Figure record listings
>>>

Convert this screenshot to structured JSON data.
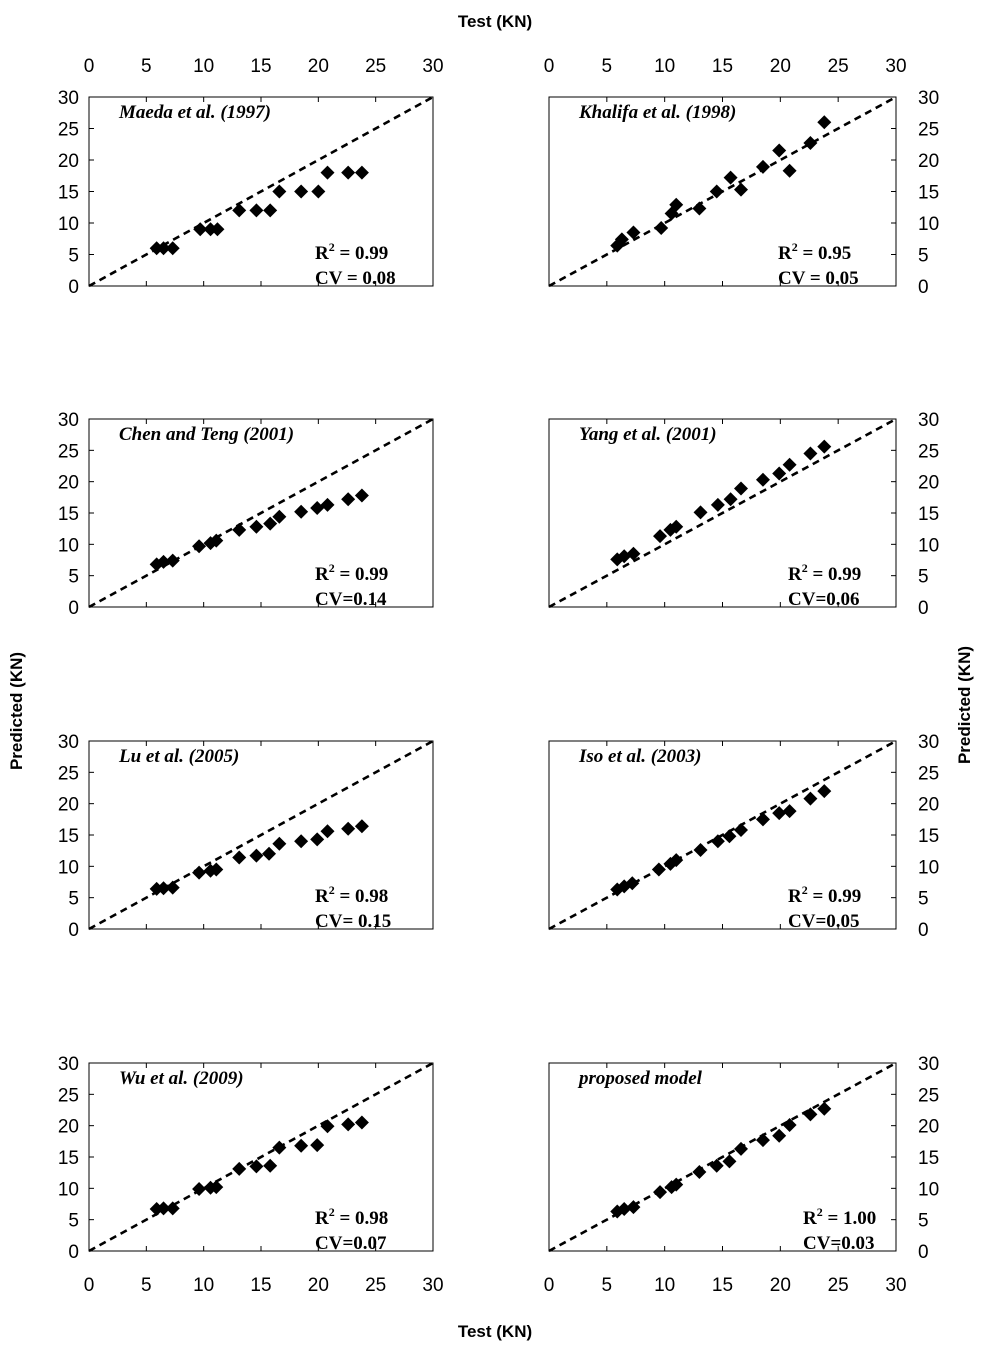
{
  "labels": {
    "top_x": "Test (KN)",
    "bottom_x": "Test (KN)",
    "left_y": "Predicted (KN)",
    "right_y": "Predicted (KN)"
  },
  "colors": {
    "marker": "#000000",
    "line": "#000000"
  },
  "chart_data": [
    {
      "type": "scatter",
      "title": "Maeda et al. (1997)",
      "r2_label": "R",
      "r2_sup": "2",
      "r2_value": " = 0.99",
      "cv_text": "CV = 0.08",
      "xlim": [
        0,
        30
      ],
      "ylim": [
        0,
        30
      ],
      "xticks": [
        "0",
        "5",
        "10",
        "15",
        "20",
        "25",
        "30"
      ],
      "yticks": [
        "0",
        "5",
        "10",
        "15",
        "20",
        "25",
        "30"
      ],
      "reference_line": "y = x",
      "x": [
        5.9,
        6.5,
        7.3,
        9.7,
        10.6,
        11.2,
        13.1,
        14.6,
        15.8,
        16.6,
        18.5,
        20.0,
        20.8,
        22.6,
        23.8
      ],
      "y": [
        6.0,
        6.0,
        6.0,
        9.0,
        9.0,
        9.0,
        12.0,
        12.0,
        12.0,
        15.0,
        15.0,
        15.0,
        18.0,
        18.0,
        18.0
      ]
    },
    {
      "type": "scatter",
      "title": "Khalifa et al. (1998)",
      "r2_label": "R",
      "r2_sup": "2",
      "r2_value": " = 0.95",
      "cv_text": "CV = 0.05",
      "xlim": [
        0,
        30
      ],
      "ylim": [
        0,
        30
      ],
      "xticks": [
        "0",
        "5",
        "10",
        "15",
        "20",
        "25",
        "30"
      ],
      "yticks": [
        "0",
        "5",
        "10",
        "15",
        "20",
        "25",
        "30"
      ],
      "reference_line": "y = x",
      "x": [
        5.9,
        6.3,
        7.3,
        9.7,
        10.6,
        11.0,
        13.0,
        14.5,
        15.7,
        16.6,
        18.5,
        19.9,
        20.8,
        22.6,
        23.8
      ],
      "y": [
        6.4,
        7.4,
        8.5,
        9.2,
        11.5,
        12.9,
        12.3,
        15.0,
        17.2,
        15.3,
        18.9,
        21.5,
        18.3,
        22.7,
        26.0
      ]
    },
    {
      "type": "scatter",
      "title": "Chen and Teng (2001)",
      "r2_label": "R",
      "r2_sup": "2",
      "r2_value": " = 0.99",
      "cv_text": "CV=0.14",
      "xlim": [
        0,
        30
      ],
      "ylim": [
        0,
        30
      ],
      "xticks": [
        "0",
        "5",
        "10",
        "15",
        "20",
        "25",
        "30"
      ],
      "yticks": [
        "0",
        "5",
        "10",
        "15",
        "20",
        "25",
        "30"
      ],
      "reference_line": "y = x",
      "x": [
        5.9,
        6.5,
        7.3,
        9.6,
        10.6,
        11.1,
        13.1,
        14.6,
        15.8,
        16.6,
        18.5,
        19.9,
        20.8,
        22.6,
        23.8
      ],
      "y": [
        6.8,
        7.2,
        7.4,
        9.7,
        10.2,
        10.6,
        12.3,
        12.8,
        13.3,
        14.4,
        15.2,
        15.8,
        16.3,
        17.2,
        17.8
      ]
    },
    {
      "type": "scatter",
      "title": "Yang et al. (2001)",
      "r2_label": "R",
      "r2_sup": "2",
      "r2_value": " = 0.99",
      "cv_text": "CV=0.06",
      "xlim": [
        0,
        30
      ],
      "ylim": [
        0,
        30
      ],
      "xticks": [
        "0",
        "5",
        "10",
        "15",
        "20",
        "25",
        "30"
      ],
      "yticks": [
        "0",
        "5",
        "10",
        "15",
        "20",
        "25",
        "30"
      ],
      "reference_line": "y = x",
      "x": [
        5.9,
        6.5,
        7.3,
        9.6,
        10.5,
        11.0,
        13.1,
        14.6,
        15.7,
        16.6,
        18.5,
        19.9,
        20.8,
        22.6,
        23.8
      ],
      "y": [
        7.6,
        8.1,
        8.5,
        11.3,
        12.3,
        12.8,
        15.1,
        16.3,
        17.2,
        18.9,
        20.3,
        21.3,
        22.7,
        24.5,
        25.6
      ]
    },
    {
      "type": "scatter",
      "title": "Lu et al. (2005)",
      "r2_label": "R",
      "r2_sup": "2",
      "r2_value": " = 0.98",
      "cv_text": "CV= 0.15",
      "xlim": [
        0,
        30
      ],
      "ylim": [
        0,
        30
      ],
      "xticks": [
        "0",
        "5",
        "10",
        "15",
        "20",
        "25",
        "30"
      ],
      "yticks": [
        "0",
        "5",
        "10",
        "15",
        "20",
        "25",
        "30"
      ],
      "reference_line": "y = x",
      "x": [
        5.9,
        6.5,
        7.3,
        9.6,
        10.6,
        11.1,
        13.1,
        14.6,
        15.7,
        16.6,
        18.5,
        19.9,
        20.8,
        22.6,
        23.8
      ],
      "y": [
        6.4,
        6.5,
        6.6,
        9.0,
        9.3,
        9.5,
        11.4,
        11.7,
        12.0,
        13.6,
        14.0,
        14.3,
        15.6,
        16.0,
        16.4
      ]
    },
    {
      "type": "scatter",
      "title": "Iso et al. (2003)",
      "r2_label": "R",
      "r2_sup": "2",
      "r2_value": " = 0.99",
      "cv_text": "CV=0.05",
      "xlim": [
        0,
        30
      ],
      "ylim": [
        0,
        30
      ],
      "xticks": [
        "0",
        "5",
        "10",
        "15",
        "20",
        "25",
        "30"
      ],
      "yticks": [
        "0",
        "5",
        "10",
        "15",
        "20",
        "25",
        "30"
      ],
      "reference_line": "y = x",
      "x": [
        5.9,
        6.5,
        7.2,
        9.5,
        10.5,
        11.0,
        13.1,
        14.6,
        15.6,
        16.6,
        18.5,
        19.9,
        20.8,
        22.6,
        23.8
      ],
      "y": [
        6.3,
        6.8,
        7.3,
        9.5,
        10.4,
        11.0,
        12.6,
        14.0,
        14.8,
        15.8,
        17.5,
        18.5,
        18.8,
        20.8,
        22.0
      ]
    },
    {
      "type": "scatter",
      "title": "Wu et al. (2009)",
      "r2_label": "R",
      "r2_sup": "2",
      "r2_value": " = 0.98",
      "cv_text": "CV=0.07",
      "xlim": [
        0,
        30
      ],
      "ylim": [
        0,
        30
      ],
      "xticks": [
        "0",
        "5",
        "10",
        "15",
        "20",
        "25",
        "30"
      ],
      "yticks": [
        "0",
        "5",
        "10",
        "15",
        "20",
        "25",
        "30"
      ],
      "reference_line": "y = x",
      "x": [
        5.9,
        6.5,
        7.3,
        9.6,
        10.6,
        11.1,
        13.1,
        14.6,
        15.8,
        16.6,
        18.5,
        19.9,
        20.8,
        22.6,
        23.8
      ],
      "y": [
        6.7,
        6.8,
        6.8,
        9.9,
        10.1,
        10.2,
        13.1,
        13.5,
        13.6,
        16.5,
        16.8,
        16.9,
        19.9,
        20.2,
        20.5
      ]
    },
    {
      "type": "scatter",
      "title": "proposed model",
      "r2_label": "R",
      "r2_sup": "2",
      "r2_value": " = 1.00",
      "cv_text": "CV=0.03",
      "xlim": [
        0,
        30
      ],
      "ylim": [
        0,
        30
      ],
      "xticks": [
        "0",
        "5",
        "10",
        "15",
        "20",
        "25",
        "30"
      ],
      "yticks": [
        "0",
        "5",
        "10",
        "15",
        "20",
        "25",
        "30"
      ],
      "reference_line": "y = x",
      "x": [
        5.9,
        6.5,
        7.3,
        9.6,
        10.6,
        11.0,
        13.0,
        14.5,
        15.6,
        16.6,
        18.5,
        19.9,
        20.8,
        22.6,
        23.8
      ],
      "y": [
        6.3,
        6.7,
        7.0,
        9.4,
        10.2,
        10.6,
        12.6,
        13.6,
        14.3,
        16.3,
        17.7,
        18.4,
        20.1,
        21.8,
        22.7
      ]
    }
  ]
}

<<<

◆ Task to carry out
Copy out each line of the records that holds the string "title".

◆ Answer to this exercise
      "title": "Maeda et al. (1997)",
      "title": "Khalifa et al. (1998)",
      "title": "Chen and Teng (2001)",
      "title": "Yang et al. (2001)",
      "title": "Lu et al. (2005)",
      "title": "Iso et al. (2003)",
      "title": "Wu et al. (2009)",
      "title": "proposed model",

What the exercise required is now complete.